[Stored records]
* * *

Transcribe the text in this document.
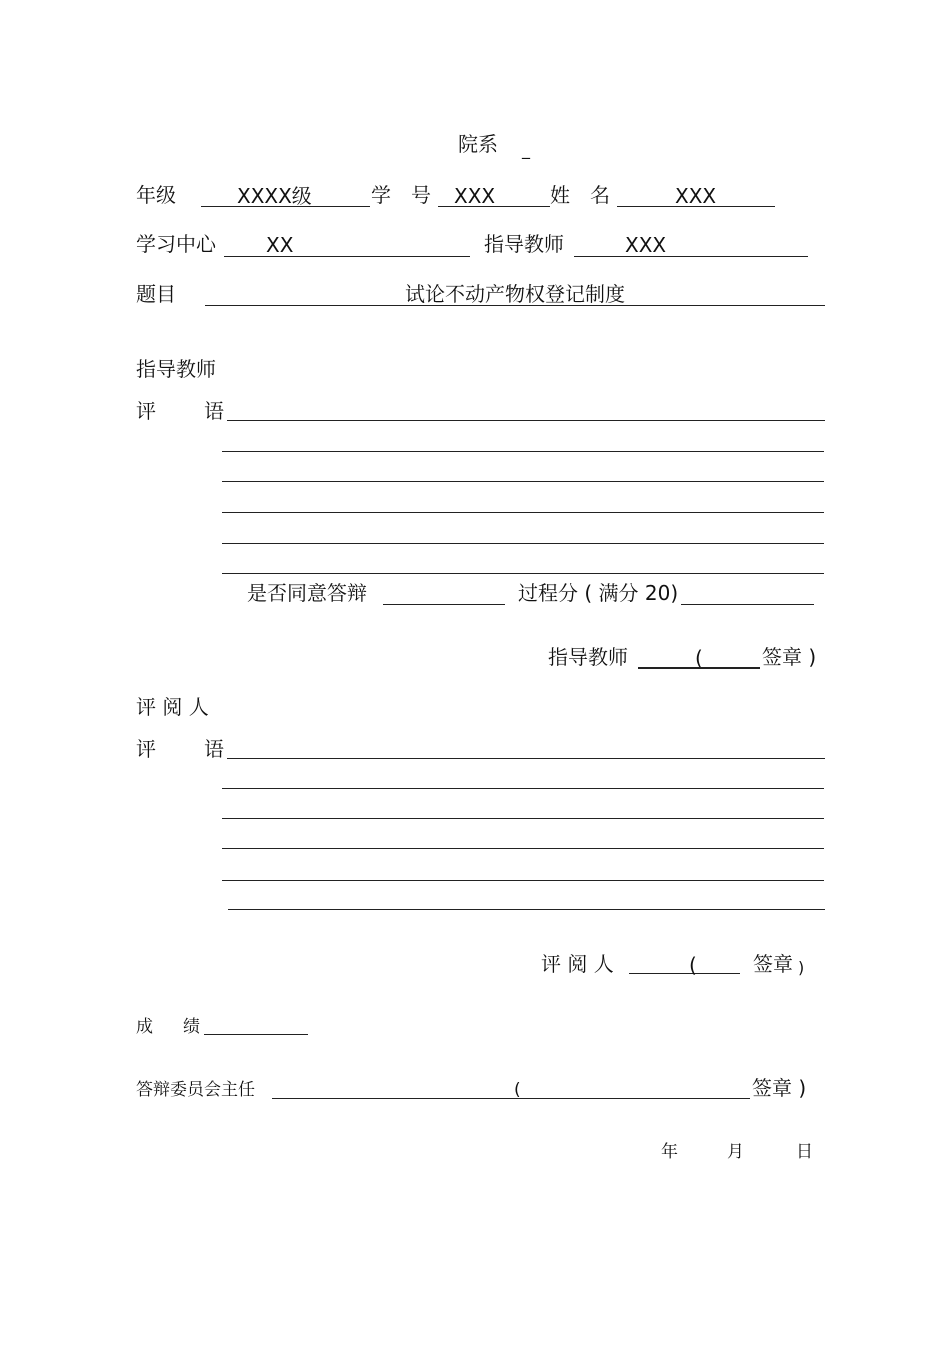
院系 _
年级	XXXX级	学　号 XXX	姓　名	XXX
学习中心	XX	指导教师	XXX
题目	试论不动产物权登记制度
指导教师
评 语
是否同意答辩	过程分 ( 满分 20)
指导教师	(	签章 )
评 阅 人
评 语
评 阅 人	(	签章 )
成 绩
答辩委员会主任	(	签章 )
年	月	日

* * *

SHORT EXERCISE => Extract every line of the data exactly; pictures stay out.

RESPONSE TO THE EXERCISE =>
Transcribe the text in this document.
院系 _
年级	XXXX级	学　号 XXX	姓　名	XXX
学习中心	XX	指导教师	XXX
题目	试论不动产物权登记制度
指导教师
评 语
是否同意答辩	过程分 ( 满分 20)
指导教师	(	签章 )
评 阅 人
评 语
评 阅 人	(	签章 )
成 绩
答辩委员会主任	(	签章 )
年	月	日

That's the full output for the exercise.